──────── RECORDS FOR THIS TASK

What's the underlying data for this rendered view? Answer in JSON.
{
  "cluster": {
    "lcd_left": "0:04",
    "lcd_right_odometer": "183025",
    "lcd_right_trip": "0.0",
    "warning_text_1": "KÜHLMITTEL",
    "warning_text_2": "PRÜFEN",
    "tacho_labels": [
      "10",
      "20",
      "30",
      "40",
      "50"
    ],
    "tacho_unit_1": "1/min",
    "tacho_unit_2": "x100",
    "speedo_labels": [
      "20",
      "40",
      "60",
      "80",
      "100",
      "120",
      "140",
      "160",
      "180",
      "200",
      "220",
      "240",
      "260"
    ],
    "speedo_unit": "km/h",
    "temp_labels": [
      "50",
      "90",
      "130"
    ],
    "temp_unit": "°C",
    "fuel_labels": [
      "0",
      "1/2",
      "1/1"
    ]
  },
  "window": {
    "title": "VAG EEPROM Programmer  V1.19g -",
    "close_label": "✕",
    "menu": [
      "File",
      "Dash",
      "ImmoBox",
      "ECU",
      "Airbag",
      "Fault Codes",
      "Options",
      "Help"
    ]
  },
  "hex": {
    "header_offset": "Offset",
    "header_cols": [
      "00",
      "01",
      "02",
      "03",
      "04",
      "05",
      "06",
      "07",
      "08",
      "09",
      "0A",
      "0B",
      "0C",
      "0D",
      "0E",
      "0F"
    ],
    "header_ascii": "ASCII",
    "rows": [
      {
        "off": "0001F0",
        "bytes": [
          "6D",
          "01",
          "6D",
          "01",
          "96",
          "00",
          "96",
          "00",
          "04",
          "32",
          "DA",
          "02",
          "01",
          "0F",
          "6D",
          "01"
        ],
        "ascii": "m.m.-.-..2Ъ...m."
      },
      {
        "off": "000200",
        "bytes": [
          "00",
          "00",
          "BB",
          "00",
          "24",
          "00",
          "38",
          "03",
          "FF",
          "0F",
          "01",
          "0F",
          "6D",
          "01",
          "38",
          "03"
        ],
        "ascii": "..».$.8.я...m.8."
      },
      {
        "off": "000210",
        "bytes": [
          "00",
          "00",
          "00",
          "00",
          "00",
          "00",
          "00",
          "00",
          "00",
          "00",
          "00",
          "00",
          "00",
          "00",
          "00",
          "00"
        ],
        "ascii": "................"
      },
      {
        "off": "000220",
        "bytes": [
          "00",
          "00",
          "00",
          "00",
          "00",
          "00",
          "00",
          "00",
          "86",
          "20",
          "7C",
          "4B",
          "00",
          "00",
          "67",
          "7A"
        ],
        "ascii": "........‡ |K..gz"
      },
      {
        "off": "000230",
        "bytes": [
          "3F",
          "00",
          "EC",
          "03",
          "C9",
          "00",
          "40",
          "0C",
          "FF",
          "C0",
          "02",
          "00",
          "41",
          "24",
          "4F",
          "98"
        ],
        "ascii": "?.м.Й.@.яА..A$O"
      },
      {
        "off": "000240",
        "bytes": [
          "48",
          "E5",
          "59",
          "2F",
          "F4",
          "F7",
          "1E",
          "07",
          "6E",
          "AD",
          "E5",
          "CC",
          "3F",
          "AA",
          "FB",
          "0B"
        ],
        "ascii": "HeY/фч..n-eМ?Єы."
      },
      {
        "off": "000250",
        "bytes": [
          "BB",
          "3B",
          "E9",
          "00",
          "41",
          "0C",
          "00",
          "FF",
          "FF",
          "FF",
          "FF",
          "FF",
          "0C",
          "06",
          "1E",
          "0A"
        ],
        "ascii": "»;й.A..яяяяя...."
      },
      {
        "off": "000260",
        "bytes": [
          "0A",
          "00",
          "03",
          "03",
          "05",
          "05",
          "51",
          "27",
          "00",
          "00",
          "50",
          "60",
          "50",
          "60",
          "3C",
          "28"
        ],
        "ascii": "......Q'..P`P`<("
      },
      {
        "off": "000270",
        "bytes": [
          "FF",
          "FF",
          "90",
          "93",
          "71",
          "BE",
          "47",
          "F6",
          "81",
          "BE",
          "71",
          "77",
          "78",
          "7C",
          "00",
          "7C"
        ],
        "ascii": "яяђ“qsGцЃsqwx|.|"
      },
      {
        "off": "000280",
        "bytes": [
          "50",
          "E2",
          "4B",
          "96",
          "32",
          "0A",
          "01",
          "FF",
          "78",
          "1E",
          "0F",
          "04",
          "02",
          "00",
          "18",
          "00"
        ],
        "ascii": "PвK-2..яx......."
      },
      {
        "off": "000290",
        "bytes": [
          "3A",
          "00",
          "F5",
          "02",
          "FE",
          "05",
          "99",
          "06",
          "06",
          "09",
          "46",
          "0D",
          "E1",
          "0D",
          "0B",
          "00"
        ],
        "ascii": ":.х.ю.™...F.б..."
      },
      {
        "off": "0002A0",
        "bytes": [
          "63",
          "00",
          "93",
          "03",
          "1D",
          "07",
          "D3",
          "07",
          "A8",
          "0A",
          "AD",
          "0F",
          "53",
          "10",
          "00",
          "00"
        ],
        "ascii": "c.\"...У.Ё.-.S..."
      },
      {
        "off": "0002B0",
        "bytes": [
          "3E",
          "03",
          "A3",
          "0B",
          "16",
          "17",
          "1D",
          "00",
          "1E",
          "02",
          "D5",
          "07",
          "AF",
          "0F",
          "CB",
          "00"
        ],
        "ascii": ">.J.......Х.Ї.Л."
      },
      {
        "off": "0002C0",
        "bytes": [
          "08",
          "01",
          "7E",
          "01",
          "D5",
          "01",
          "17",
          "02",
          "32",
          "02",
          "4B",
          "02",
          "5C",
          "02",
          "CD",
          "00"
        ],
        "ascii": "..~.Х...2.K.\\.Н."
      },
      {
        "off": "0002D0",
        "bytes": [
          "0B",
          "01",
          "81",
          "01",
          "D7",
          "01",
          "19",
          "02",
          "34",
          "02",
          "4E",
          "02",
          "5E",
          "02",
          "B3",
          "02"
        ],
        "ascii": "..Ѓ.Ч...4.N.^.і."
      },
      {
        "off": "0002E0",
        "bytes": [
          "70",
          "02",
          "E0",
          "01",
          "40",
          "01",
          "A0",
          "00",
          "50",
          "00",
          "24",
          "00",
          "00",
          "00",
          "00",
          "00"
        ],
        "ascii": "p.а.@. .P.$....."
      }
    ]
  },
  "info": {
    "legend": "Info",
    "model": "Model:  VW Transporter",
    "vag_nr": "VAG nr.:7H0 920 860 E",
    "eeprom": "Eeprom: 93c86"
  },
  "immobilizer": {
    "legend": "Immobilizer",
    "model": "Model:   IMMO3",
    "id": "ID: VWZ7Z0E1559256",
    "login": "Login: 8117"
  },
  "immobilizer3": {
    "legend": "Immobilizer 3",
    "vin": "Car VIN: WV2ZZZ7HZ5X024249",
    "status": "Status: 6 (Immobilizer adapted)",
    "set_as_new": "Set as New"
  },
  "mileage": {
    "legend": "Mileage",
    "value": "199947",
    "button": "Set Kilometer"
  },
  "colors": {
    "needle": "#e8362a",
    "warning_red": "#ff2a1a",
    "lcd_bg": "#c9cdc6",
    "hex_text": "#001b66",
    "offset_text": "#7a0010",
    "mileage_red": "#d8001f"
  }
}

────────────────

* **TASK DIRECTIONS**
Extract the whole listing, character for character.

* **OUTPUT BELOW**
What's the underlying data for this rendered view? Answer in JSON.
{
  "cluster": {
    "lcd_left": "0:04",
    "lcd_right_odometer": "183025",
    "lcd_right_trip": "0.0",
    "warning_text_1": "KÜHLMITTEL",
    "warning_text_2": "PRÜFEN",
    "tacho_labels": [
      "10",
      "20",
      "30",
      "40",
      "50"
    ],
    "tacho_unit_1": "1/min",
    "tacho_unit_2": "x100",
    "speedo_labels": [
      "20",
      "40",
      "60",
      "80",
      "100",
      "120",
      "140",
      "160",
      "180",
      "200",
      "220",
      "240",
      "260"
    ],
    "speedo_unit": "km/h",
    "temp_labels": [
      "50",
      "90",
      "130"
    ],
    "temp_unit": "°C",
    "fuel_labels": [
      "0",
      "1/2",
      "1/1"
    ]
  },
  "window": {
    "title": "VAG EEPROM Programmer  V1.19g -",
    "close_label": "✕",
    "menu": [
      "File",
      "Dash",
      "ImmoBox",
      "ECU",
      "Airbag",
      "Fault Codes",
      "Options",
      "Help"
    ]
  },
  "hex": {
    "header_offset": "Offset",
    "header_cols": [
      "00",
      "01",
      "02",
      "03",
      "04",
      "05",
      "06",
      "07",
      "08",
      "09",
      "0A",
      "0B",
      "0C",
      "0D",
      "0E",
      "0F"
    ],
    "header_ascii": "ASCII",
    "rows": [
      {
        "off": "0001F0",
        "bytes": [
          "6D",
          "01",
          "6D",
          "01",
          "96",
          "00",
          "96",
          "00",
          "04",
          "32",
          "DA",
          "02",
          "01",
          "0F",
          "6D",
          "01"
        ],
        "ascii": "m.m.-.-..2Ъ...m."
      },
      {
        "off": "000200",
        "bytes": [
          "00",
          "00",
          "BB",
          "00",
          "24",
          "00",
          "38",
          "03",
          "FF",
          "0F",
          "01",
          "0F",
          "6D",
          "01",
          "38",
          "03"
        ],
        "ascii": "..».$.8.я...m.8."
      },
      {
        "off": "000210",
        "bytes": [
          "00",
          "00",
          "00",
          "00",
          "00",
          "00",
          "00",
          "00",
          "00",
          "00",
          "00",
          "00",
          "00",
          "00",
          "00",
          "00"
        ],
        "ascii": "................"
      },
      {
        "off": "000220",
        "bytes": [
          "00",
          "00",
          "00",
          "00",
          "00",
          "00",
          "00",
          "00",
          "86",
          "20",
          "7C",
          "4B",
          "00",
          "00",
          "67",
          "7A"
        ],
        "ascii": "........‡ |K..gz"
      },
      {
        "off": "000230",
        "bytes": [
          "3F",
          "00",
          "EC",
          "03",
          "C9",
          "00",
          "40",
          "0C",
          "FF",
          "C0",
          "02",
          "00",
          "41",
          "24",
          "4F",
          "98"
        ],
        "ascii": "?.м.Й.@.яА..A$O"
      },
      {
        "off": "000240",
        "bytes": [
          "48",
          "E5",
          "59",
          "2F",
          "F4",
          "F7",
          "1E",
          "07",
          "6E",
          "AD",
          "E5",
          "CC",
          "3F",
          "AA",
          "FB",
          "0B"
        ],
        "ascii": "HeY/фч..n-eМ?Єы."
      },
      {
        "off": "000250",
        "bytes": [
          "BB",
          "3B",
          "E9",
          "00",
          "41",
          "0C",
          "00",
          "FF",
          "FF",
          "FF",
          "FF",
          "FF",
          "0C",
          "06",
          "1E",
          "0A"
        ],
        "ascii": "»;й.A..яяяяя...."
      },
      {
        "off": "000260",
        "bytes": [
          "0A",
          "00",
          "03",
          "03",
          "05",
          "05",
          "51",
          "27",
          "00",
          "00",
          "50",
          "60",
          "50",
          "60",
          "3C",
          "28"
        ],
        "ascii": "......Q'..P`P`<("
      },
      {
        "off": "000270",
        "bytes": [
          "FF",
          "FF",
          "90",
          "93",
          "71",
          "BE",
          "47",
          "F6",
          "81",
          "BE",
          "71",
          "77",
          "78",
          "7C",
          "00",
          "7C"
        ],
        "ascii": "яяђ“qsGцЃsqwx|.|"
      },
      {
        "off": "000280",
        "bytes": [
          "50",
          "E2",
          "4B",
          "96",
          "32",
          "0A",
          "01",
          "FF",
          "78",
          "1E",
          "0F",
          "04",
          "02",
          "00",
          "18",
          "00"
        ],
        "ascii": "PвK-2..яx......."
      },
      {
        "off": "000290",
        "bytes": [
          "3A",
          "00",
          "F5",
          "02",
          "FE",
          "05",
          "99",
          "06",
          "06",
          "09",
          "46",
          "0D",
          "E1",
          "0D",
          "0B",
          "00"
        ],
        "ascii": ":.х.ю.™...F.б..."
      },
      {
        "off": "0002A0",
        "bytes": [
          "63",
          "00",
          "93",
          "03",
          "1D",
          "07",
          "D3",
          "07",
          "A8",
          "0A",
          "AD",
          "0F",
          "53",
          "10",
          "00",
          "00"
        ],
        "ascii": "c.\"...У.Ё.-.S..."
      },
      {
        "off": "0002B0",
        "bytes": [
          "3E",
          "03",
          "A3",
          "0B",
          "16",
          "17",
          "1D",
          "00",
          "1E",
          "02",
          "D5",
          "07",
          "AF",
          "0F",
          "CB",
          "00"
        ],
        "ascii": ">.J.......Х.Ї.Л."
      },
      {
        "off": "0002C0",
        "bytes": [
          "08",
          "01",
          "7E",
          "01",
          "D5",
          "01",
          "17",
          "02",
          "32",
          "02",
          "4B",
          "02",
          "5C",
          "02",
          "CD",
          "00"
        ],
        "ascii": "..~.Х...2.K.\\.Н."
      },
      {
        "off": "0002D0",
        "bytes": [
          "0B",
          "01",
          "81",
          "01",
          "D7",
          "01",
          "19",
          "02",
          "34",
          "02",
          "4E",
          "02",
          "5E",
          "02",
          "B3",
          "02"
        ],
        "ascii": "..Ѓ.Ч...4.N.^.і."
      },
      {
        "off": "0002E0",
        "bytes": [
          "70",
          "02",
          "E0",
          "01",
          "40",
          "01",
          "A0",
          "00",
          "50",
          "00",
          "24",
          "00",
          "00",
          "00",
          "00",
          "00"
        ],
        "ascii": "p.а.@. .P.$....."
      }
    ]
  },
  "info": {
    "legend": "Info",
    "model": "Model:  VW Transporter",
    "vag_nr": "VAG nr.:7H0 920 860 E",
    "eeprom": "Eeprom: 93c86"
  },
  "immobilizer": {
    "legend": "Immobilizer",
    "model": "Model:   IMMO3",
    "id": "ID: VWZ7Z0E1559256",
    "login": "Login: 8117"
  },
  "immobilizer3": {
    "legend": "Immobilizer 3",
    "vin": "Car VIN: WV2ZZZ7HZ5X024249",
    "status": "Status: 6 (Immobilizer adapted)",
    "set_as_new": "Set as New"
  },
  "mileage": {
    "legend": "Mileage",
    "value": "199947",
    "button": "Set Kilometer"
  },
  "colors": {
    "needle": "#e8362a",
    "warning_red": "#ff2a1a",
    "lcd_bg": "#c9cdc6",
    "hex_text": "#001b66",
    "offset_text": "#7a0010",
    "mileage_red": "#d8001f"
  }
}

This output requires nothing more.